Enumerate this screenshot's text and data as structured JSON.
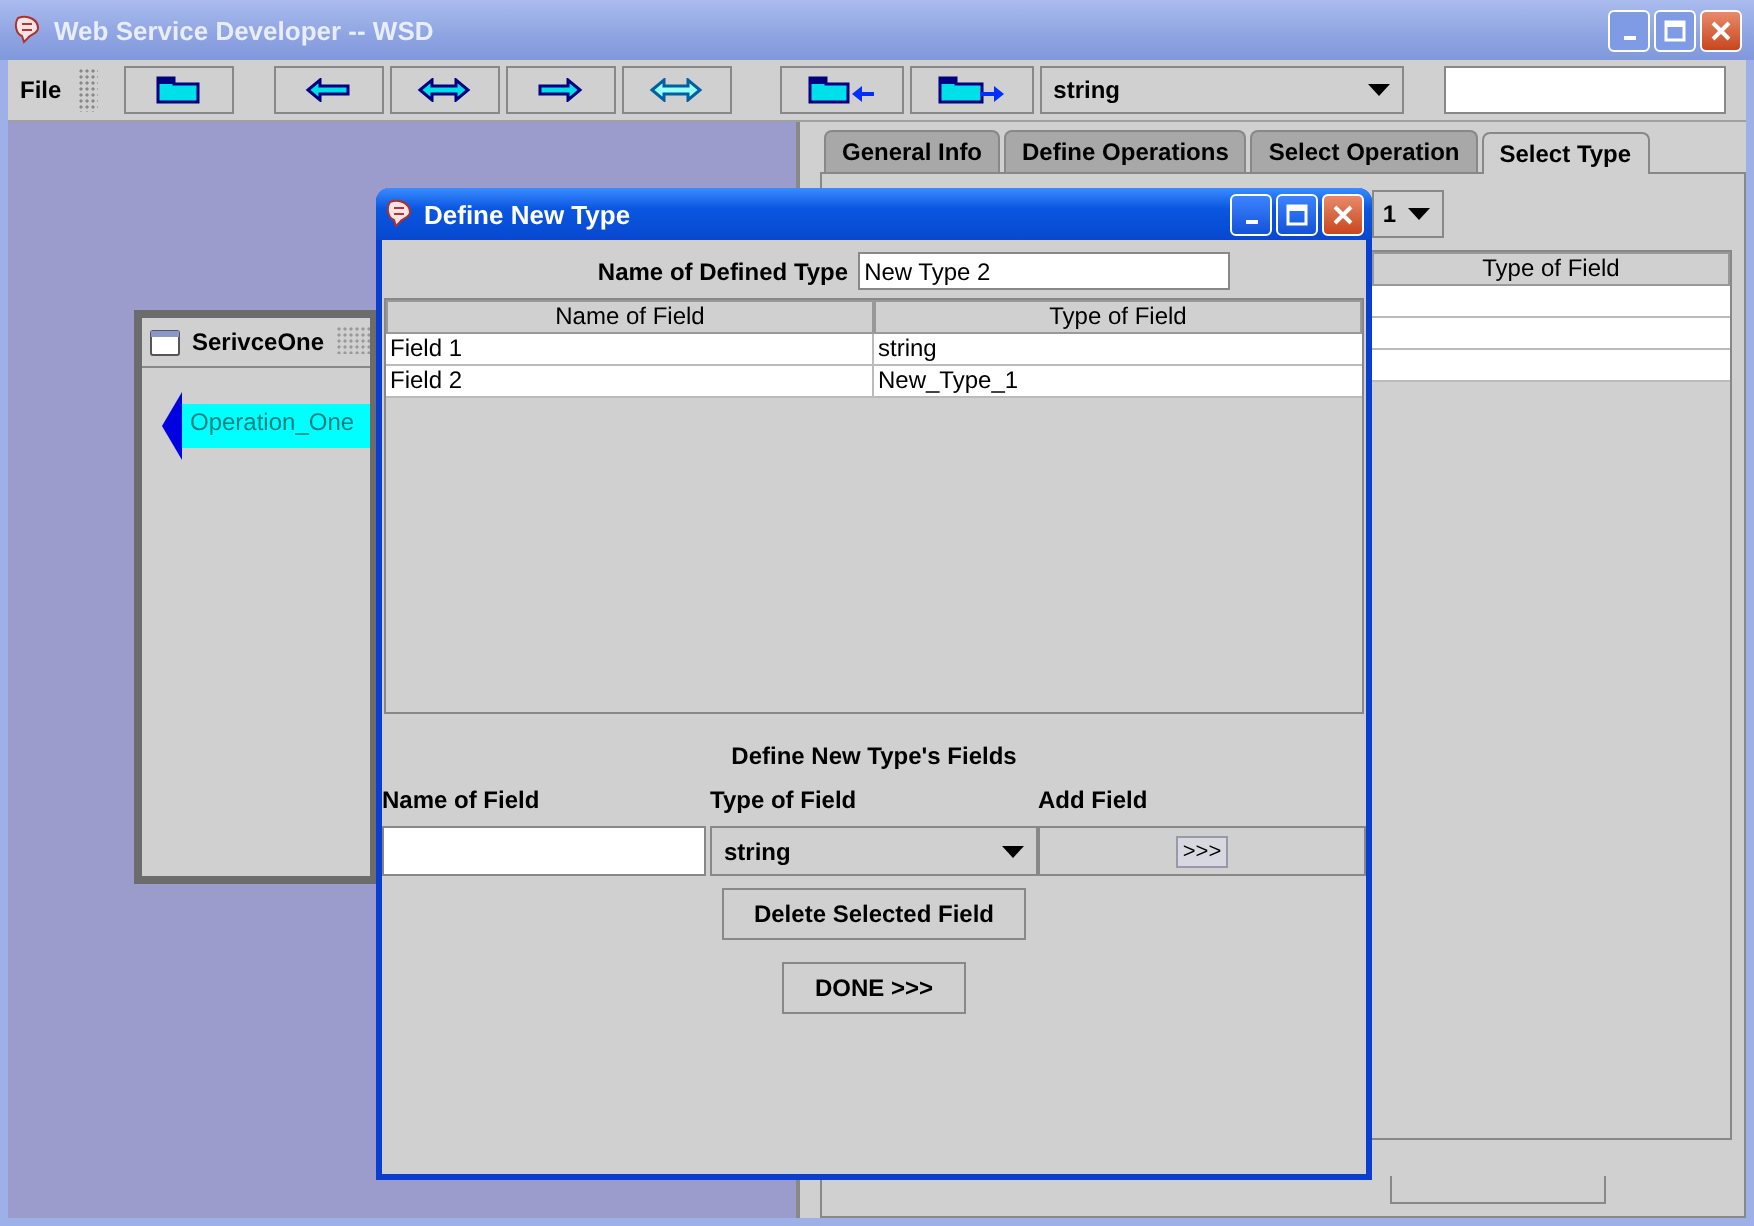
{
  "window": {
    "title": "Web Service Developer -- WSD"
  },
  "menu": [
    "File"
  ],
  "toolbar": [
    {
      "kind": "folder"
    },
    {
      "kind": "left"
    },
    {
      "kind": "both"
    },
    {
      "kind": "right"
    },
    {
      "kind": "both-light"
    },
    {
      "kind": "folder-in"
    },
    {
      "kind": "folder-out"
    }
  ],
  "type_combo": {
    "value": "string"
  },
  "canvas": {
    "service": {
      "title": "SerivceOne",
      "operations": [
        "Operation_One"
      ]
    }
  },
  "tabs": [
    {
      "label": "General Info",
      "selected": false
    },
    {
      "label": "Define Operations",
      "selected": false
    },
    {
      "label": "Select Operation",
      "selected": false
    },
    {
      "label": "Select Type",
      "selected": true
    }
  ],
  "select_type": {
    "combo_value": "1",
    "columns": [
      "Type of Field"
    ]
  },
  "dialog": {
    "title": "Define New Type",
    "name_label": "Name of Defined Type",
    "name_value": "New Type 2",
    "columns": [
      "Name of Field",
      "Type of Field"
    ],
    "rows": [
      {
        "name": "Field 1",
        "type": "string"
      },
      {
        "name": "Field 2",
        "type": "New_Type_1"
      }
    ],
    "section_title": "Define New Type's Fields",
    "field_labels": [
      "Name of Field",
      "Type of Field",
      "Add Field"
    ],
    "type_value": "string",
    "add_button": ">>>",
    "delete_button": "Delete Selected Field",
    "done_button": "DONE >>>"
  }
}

____________

--- DO THIS ---
Look for "kind" and pull out every line that has it.

--- RESULT FOR THIS TASK ---
      "kind": "folder"
      "kind": "left"
      "kind": "both"
      "kind": "right"
      "kind": "both-light"
      "kind": "folder-in"
      "kind": "folder-out"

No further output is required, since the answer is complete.